--- start ---

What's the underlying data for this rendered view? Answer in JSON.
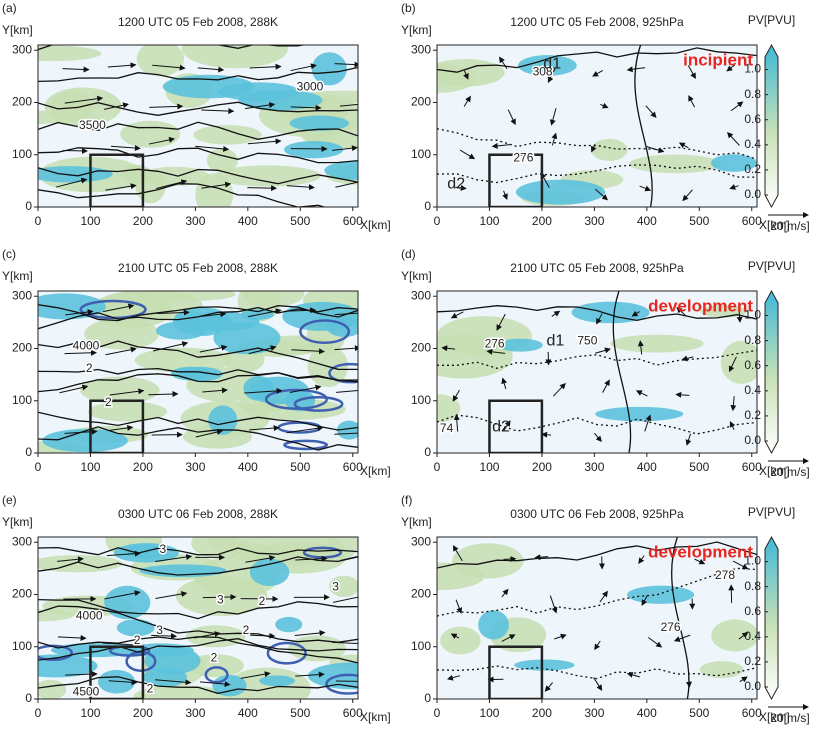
{
  "chart_data": [
    {
      "type": "contour",
      "label": "(a)",
      "title": "1200 UTC 05 Feb 2008, 288K",
      "x_label": "X[km]",
      "y_label": "Y[km]",
      "xlim": [
        0,
        610
      ],
      "ylim": [
        0,
        310
      ],
      "xticks": [
        0,
        100,
        200,
        300,
        400,
        500,
        600
      ],
      "yticks": [
        0,
        100,
        200,
        300
      ],
      "box_x": [
        100,
        200
      ],
      "box_y": [
        0,
        100
      ],
      "annotations": [
        "3500",
        "3000"
      ]
    },
    {
      "type": "contour",
      "label": "(b)",
      "title": "1200 UTC 05 Feb 2008, 925hPa",
      "x_label": "X[km]",
      "y_label": "Y[km]",
      "xlim": [
        0,
        610
      ],
      "ylim": [
        0,
        310
      ],
      "xticks": [
        0,
        100,
        200,
        300,
        400,
        500,
        600
      ],
      "yticks": [
        0,
        100,
        200,
        300
      ],
      "box_x": [
        100,
        200
      ],
      "box_y": [
        0,
        100
      ],
      "annotations": [
        "276",
        "308"
      ],
      "features": [
        "d2",
        "d1"
      ],
      "stage": "incipient"
    },
    {
      "type": "contour",
      "label": "(c)",
      "title": "2100 UTC 05 Feb 2008, 288K",
      "x_label": "X[km]",
      "y_label": "Y[km]",
      "xlim": [
        0,
        610
      ],
      "ylim": [
        0,
        310
      ],
      "xticks": [
        0,
        100,
        200,
        300,
        400,
        500,
        600
      ],
      "yticks": [
        0,
        100,
        200,
        300
      ],
      "box_x": [
        100,
        200
      ],
      "box_y": [
        0,
        100
      ],
      "annotations": [
        "2",
        "2",
        "4000"
      ]
    },
    {
      "type": "contour",
      "label": "(d)",
      "title": "2100 UTC 05 Feb 2008, 925hPa",
      "x_label": "X[km]",
      "y_label": "Y[km]",
      "xlim": [
        0,
        610
      ],
      "ylim": [
        0,
        310
      ],
      "xticks": [
        0,
        100,
        200,
        300,
        400,
        500,
        600
      ],
      "yticks": [
        0,
        100,
        200,
        300
      ],
      "box_x": [
        100,
        200
      ],
      "box_y": [
        0,
        100
      ],
      "annotations": [
        "74",
        "276",
        "750"
      ],
      "features": [
        "d2",
        "d1"
      ],
      "stage": "development"
    },
    {
      "type": "contour",
      "label": "(e)",
      "title": "0300 UTC 06 Feb 2008, 288K",
      "x_label": "X[km]",
      "y_label": "Y[km]",
      "xlim": [
        0,
        610
      ],
      "ylim": [
        0,
        310
      ],
      "xticks": [
        0,
        100,
        200,
        300,
        400,
        500,
        600
      ],
      "yticks": [
        0,
        100,
        200,
        300
      ],
      "box_x": [
        100,
        200
      ],
      "box_y": [
        0,
        100
      ],
      "annotations": [
        "4500",
        "2",
        "2",
        "3",
        "2",
        "2",
        "2",
        "3",
        "4000",
        "3",
        "3"
      ]
    },
    {
      "type": "contour",
      "label": "(f)",
      "title": "0300 UTC 06 Feb 2008, 925hPa",
      "x_label": "X[km]",
      "y_label": "Y[km]",
      "xlim": [
        0,
        610
      ],
      "ylim": [
        0,
        310
      ],
      "xticks": [
        0,
        100,
        200,
        300,
        400,
        500,
        600
      ],
      "yticks": [
        0,
        100,
        200,
        300
      ],
      "box_x": [
        100,
        200
      ],
      "box_y": [
        0,
        100
      ],
      "annotations": [
        "276",
        "278"
      ],
      "stage": "development"
    }
  ],
  "colorbar": {
    "label": "PV[PVU]",
    "range": [
      0,
      1.1
    ],
    "ticks": [
      {
        "value": 0,
        "label": "0.0"
      },
      {
        "value": 0.2,
        "label": "0.2"
      },
      {
        "value": 0.4,
        "label": "0.4"
      },
      {
        "value": 0.6,
        "label": "0.6"
      },
      {
        "value": 0.8,
        "label": "0.8"
      },
      {
        "value": 1.0,
        "label": "1.0"
      }
    ],
    "vector_scale": "20[m/s]"
  }
}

--- end ---

== WORK TO BE COMPLETED ==
Keep the pictures out of the copy and write out the data exactly as it stands.

== TASK RESULT ==
What's the underlying data for this rendered view? Answer in JSON.
{
  "chart_data": [
    {
      "type": "contour",
      "label": "(a)",
      "title": "1200 UTC 05 Feb 2008, 288K",
      "x_label": "X[km]",
      "y_label": "Y[km]",
      "xlim": [
        0,
        610
      ],
      "ylim": [
        0,
        310
      ],
      "xticks": [
        0,
        100,
        200,
        300,
        400,
        500,
        600
      ],
      "yticks": [
        0,
        100,
        200,
        300
      ],
      "box_x": [
        100,
        200
      ],
      "box_y": [
        0,
        100
      ],
      "annotations": [
        "3500",
        "3000"
      ]
    },
    {
      "type": "contour",
      "label": "(b)",
      "title": "1200 UTC 05 Feb 2008, 925hPa",
      "x_label": "X[km]",
      "y_label": "Y[km]",
      "xlim": [
        0,
        610
      ],
      "ylim": [
        0,
        310
      ],
      "xticks": [
        0,
        100,
        200,
        300,
        400,
        500,
        600
      ],
      "yticks": [
        0,
        100,
        200,
        300
      ],
      "box_x": [
        100,
        200
      ],
      "box_y": [
        0,
        100
      ],
      "annotations": [
        "276",
        "308"
      ],
      "features": [
        "d2",
        "d1"
      ],
      "stage": "incipient"
    },
    {
      "type": "contour",
      "label": "(c)",
      "title": "2100 UTC 05 Feb 2008, 288K",
      "x_label": "X[km]",
      "y_label": "Y[km]",
      "xlim": [
        0,
        610
      ],
      "ylim": [
        0,
        310
      ],
      "xticks": [
        0,
        100,
        200,
        300,
        400,
        500,
        600
      ],
      "yticks": [
        0,
        100,
        200,
        300
      ],
      "box_x": [
        100,
        200
      ],
      "box_y": [
        0,
        100
      ],
      "annotations": [
        "2",
        "2",
        "4000"
      ]
    },
    {
      "type": "contour",
      "label": "(d)",
      "title": "2100 UTC 05 Feb 2008, 925hPa",
      "x_label": "X[km]",
      "y_label": "Y[km]",
      "xlim": [
        0,
        610
      ],
      "ylim": [
        0,
        310
      ],
      "xticks": [
        0,
        100,
        200,
        300,
        400,
        500,
        600
      ],
      "yticks": [
        0,
        100,
        200,
        300
      ],
      "box_x": [
        100,
        200
      ],
      "box_y": [
        0,
        100
      ],
      "annotations": [
        "74",
        "276",
        "750"
      ],
      "features": [
        "d2",
        "d1"
      ],
      "stage": "development"
    },
    {
      "type": "contour",
      "label": "(e)",
      "title": "0300 UTC 06 Feb 2008, 288K",
      "x_label": "X[km]",
      "y_label": "Y[km]",
      "xlim": [
        0,
        610
      ],
      "ylim": [
        0,
        310
      ],
      "xticks": [
        0,
        100,
        200,
        300,
        400,
        500,
        600
      ],
      "yticks": [
        0,
        100,
        200,
        300
      ],
      "box_x": [
        100,
        200
      ],
      "box_y": [
        0,
        100
      ],
      "annotations": [
        "4500",
        "2",
        "2",
        "3",
        "2",
        "2",
        "2",
        "3",
        "4000",
        "3",
        "3"
      ]
    },
    {
      "type": "contour",
      "label": "(f)",
      "title": "0300 UTC 06 Feb 2008, 925hPa",
      "x_label": "X[km]",
      "y_label": "Y[km]",
      "xlim": [
        0,
        610
      ],
      "ylim": [
        0,
        310
      ],
      "xticks": [
        0,
        100,
        200,
        300,
        400,
        500,
        600
      ],
      "yticks": [
        0,
        100,
        200,
        300
      ],
      "box_x": [
        100,
        200
      ],
      "box_y": [
        0,
        100
      ],
      "annotations": [
        "276",
        "278"
      ],
      "stage": "development"
    }
  ],
  "colorbar": {
    "label": "PV[PVU]",
    "range": [
      0,
      1.1
    ],
    "ticks": [
      {
        "value": 0,
        "label": "0.0"
      },
      {
        "value": 0.2,
        "label": "0.2"
      },
      {
        "value": 0.4,
        "label": "0.4"
      },
      {
        "value": 0.6,
        "label": "0.6"
      },
      {
        "value": 0.8,
        "label": "0.8"
      },
      {
        "value": 1.0,
        "label": "1.0"
      }
    ],
    "vector_scale": "20[m/s]"
  }
}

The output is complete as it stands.